• [Exercise directions]: Pull each line containing "Luke" out of the data and copy it.

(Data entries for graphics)
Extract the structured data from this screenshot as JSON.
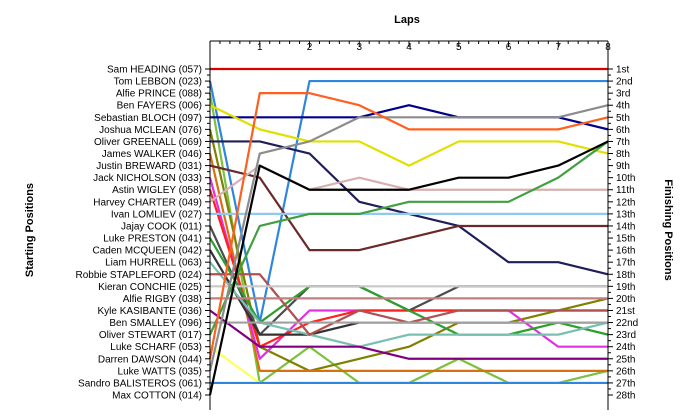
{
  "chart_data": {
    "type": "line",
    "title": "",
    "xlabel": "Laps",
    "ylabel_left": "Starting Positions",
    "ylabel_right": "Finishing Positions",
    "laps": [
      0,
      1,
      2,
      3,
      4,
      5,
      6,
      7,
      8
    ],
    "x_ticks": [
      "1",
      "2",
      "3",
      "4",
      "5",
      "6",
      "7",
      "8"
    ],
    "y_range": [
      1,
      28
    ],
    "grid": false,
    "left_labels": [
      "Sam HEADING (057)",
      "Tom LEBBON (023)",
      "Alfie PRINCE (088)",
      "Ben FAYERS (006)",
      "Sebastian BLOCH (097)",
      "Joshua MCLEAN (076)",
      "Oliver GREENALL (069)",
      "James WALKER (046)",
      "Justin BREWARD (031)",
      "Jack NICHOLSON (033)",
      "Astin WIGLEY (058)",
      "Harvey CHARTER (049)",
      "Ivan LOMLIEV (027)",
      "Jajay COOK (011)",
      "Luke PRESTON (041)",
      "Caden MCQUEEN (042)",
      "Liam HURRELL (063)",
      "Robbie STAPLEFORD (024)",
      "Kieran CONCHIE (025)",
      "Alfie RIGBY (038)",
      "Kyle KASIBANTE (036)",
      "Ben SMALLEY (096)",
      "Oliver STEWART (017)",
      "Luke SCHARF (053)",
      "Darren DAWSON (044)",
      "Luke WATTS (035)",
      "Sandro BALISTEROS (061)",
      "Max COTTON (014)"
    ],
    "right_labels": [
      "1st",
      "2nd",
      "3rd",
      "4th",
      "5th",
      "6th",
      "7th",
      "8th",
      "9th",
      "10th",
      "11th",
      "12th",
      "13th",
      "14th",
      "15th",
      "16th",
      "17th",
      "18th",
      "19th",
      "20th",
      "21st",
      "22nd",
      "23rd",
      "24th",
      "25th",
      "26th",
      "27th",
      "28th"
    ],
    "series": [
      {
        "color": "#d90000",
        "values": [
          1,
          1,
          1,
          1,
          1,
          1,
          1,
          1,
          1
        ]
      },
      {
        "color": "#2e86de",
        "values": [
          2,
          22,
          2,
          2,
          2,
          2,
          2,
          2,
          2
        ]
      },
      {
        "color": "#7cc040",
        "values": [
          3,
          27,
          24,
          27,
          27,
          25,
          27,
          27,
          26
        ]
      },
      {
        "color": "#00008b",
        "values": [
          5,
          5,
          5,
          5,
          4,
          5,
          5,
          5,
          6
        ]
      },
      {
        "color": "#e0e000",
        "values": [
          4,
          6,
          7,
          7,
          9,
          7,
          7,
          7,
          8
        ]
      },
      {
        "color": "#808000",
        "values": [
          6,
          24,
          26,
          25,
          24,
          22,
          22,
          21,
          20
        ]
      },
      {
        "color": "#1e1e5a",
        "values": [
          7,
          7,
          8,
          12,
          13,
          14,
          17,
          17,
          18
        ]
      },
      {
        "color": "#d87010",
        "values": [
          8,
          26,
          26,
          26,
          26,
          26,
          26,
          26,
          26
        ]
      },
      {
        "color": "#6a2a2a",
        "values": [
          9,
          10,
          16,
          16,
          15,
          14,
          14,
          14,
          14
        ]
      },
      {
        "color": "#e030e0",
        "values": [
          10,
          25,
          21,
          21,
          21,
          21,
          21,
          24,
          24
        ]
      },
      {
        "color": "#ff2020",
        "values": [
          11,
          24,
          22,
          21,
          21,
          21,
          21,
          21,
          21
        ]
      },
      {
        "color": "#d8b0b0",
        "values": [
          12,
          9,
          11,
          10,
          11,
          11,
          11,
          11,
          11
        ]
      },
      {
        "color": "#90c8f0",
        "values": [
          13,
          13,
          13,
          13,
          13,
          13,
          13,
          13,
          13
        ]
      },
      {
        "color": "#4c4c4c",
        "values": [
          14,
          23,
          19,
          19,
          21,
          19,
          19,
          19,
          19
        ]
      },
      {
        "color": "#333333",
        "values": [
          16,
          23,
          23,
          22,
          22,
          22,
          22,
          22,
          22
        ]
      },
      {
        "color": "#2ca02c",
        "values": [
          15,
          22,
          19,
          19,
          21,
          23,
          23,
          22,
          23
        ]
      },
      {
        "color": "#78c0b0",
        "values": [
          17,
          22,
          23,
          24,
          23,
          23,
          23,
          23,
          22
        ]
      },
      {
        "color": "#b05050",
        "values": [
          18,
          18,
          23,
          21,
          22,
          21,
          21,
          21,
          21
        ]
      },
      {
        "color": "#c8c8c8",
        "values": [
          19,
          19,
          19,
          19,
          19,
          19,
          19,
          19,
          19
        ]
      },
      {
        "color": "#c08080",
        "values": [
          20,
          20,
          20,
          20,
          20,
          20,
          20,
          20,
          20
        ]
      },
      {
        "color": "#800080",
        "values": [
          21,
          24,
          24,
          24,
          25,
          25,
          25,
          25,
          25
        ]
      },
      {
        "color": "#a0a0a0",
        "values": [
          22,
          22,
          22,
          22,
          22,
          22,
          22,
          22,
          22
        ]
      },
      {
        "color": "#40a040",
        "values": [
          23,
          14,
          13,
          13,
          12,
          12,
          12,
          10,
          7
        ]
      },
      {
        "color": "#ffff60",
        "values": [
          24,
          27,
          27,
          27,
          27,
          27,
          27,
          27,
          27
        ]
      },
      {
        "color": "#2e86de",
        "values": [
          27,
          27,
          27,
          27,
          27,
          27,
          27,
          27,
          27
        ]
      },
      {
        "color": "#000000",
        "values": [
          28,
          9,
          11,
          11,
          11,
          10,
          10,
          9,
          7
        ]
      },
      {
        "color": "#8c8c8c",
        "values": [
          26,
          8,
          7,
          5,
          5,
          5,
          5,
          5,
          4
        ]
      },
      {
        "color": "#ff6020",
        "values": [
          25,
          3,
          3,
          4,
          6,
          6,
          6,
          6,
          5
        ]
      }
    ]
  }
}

• [The completed task]:
      "Luke PRESTON (041)",
      "Luke SCHARF (053)",
      "Luke WATTS (035)",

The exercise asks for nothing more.